*Task goal*
Each line of the listing that contains the word "eran" is to be copied.

==== The input

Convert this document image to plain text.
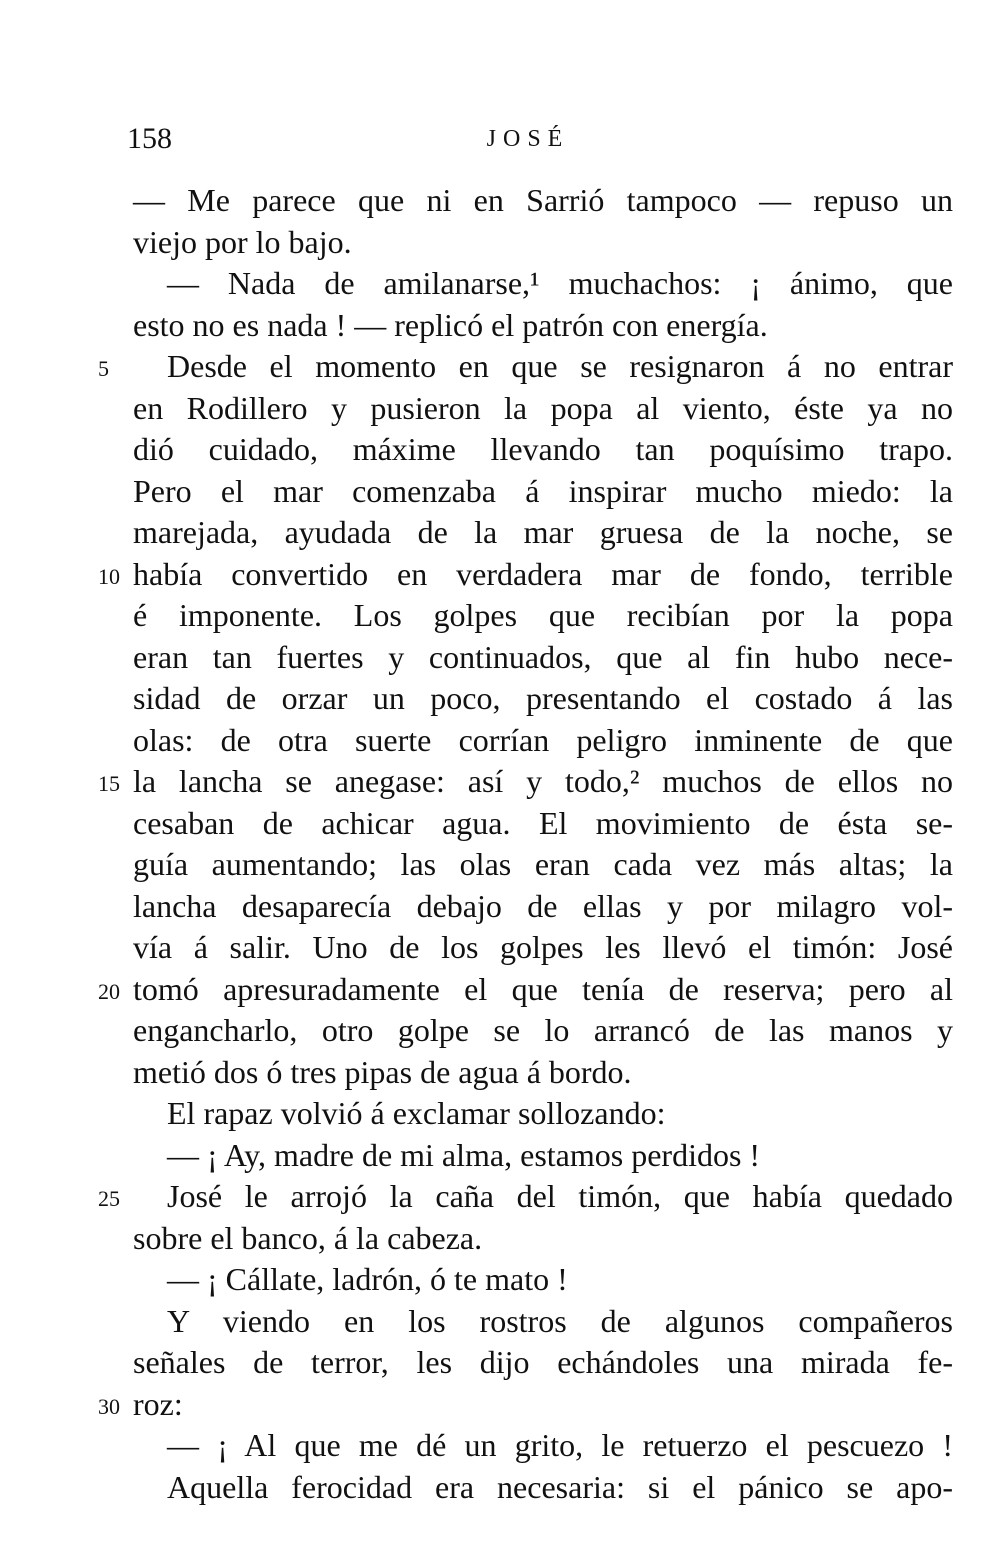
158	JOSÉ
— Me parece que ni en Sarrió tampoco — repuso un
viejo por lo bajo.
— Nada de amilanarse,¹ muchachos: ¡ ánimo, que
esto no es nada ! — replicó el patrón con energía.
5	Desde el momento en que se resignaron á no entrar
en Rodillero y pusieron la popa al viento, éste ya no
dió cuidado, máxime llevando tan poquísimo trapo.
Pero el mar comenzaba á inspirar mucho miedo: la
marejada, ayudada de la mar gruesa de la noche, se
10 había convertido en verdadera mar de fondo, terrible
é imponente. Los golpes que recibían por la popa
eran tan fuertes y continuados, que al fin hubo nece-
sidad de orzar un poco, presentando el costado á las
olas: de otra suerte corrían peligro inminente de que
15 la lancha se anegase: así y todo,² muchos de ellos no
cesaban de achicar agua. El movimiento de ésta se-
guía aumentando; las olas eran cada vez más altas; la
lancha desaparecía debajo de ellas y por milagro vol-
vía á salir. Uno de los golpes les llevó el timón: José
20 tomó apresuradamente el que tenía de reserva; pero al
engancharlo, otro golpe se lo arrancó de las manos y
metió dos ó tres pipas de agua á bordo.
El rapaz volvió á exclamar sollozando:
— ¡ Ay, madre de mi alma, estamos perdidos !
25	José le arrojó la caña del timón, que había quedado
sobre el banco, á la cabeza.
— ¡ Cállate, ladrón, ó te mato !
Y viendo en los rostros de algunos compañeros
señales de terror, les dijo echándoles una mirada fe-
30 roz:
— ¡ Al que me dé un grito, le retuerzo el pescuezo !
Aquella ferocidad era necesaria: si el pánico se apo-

========
==== The input

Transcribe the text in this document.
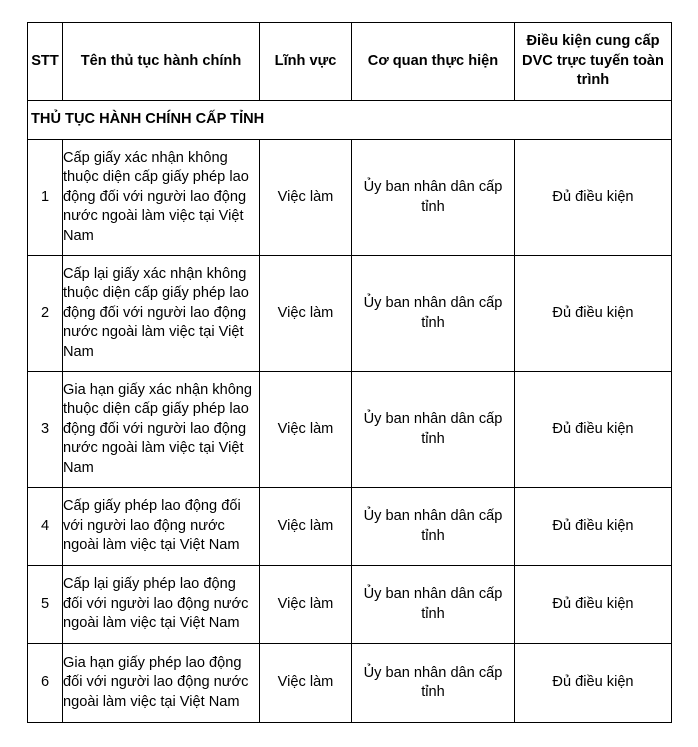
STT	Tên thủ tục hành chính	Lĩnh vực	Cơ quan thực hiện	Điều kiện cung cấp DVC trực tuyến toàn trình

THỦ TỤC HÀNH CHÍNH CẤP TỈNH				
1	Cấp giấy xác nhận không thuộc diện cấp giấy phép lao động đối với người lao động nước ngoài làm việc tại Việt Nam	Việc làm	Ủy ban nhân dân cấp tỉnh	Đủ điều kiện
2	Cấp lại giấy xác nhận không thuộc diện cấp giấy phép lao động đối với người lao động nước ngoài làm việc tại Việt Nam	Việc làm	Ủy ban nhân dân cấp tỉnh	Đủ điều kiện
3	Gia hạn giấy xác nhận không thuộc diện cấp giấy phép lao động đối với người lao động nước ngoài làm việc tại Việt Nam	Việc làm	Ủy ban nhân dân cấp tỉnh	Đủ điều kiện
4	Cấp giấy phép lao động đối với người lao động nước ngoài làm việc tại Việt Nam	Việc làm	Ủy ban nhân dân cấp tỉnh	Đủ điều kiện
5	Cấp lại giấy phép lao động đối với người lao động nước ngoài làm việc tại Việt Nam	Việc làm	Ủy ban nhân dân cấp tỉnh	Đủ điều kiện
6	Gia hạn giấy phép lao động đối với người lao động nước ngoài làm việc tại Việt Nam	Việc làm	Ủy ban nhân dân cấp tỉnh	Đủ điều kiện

========
==== The input

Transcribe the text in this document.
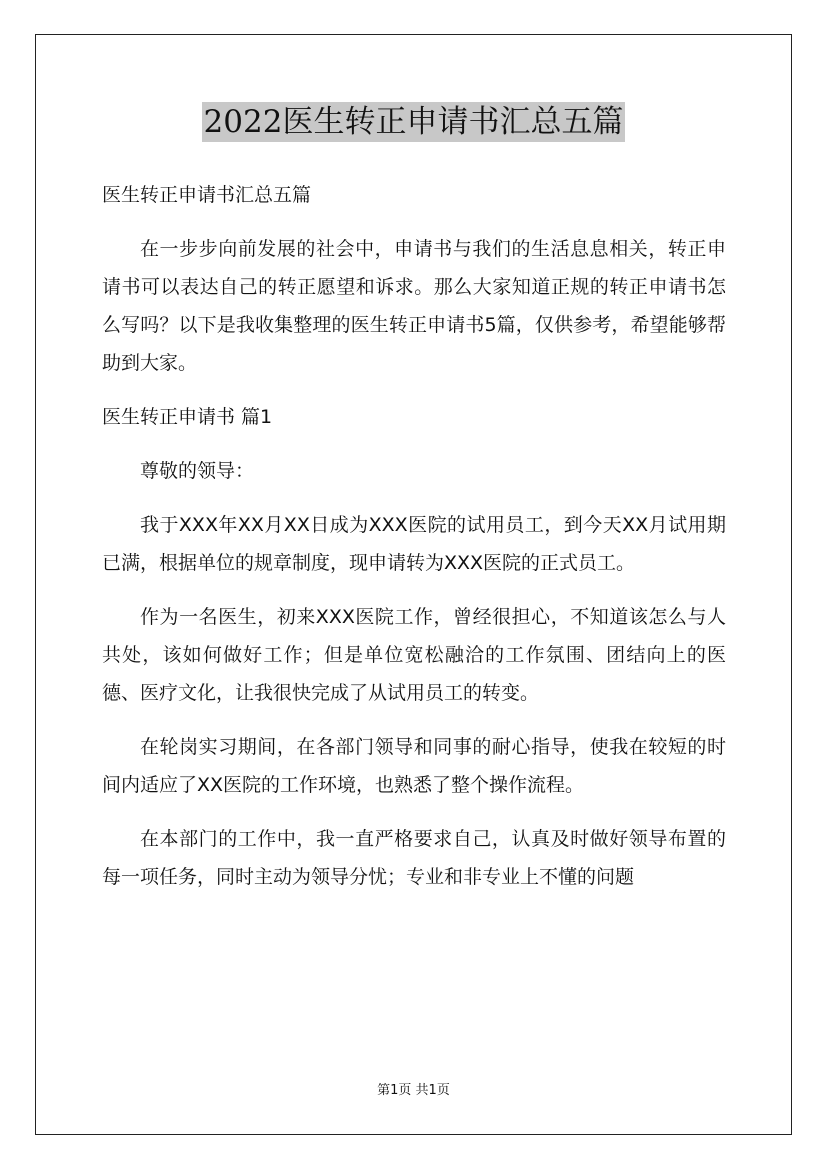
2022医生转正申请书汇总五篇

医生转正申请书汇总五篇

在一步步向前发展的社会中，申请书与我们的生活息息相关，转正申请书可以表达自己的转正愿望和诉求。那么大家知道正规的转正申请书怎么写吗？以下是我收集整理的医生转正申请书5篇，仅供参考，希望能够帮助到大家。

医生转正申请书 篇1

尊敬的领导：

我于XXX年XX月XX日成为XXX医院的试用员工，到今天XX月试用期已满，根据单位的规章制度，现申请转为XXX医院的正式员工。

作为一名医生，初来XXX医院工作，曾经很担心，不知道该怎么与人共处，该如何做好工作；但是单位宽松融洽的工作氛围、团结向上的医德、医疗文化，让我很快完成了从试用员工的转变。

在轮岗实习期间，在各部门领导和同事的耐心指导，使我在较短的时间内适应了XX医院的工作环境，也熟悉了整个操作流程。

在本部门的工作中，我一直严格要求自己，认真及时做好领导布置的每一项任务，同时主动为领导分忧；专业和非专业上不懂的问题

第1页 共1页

========

*Correct result*
eran tan fuertes y continuados, que al fin hubo nece-
guía aumentando; las olas eran cada vez más altas; la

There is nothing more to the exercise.